__Data for this exercise__.
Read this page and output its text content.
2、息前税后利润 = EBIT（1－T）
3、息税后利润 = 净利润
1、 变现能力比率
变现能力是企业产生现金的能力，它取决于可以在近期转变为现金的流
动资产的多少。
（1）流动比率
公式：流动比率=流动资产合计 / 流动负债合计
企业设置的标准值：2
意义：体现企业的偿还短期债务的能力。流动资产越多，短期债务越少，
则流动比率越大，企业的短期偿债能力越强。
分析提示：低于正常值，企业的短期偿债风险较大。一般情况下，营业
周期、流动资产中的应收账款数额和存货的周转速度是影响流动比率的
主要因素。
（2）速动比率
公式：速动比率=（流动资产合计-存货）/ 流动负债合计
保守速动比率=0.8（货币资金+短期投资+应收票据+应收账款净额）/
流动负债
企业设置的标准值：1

__What you should do__. Set out the complete listing exactly as shown.

__Task answer__.
Read this page and output its text content.
2、息前税后利润 = EBIT（1－T）
3、息税后利润 = 净利润
1、 变现能力比率
变现能力是企业产生现金的能力，它取决于可以在近期转变为现金的流
动资产的多少。
（1）流动比率
公式：流动比率=流动资产合计 / 流动负债合计
企业设置的标准值：2
意义：体现企业的偿还短期债务的能力。流动资产越多，短期债务越少，
则流动比率越大，企业的短期偿债能力越强。
分析提示：低于正常值，企业的短期偿债风险较大。一般情况下，营业
周期、流动资产中的应收账款数额和存货的周转速度是影响流动比率的
主要因素。
（2）速动比率
公式：速动比率=（流动资产合计-存货）/ 流动负债合计
保守速动比率=0.8（货币资金+短期投资+应收票据+应收账款净额）/
流动负债
企业设置的标准值：1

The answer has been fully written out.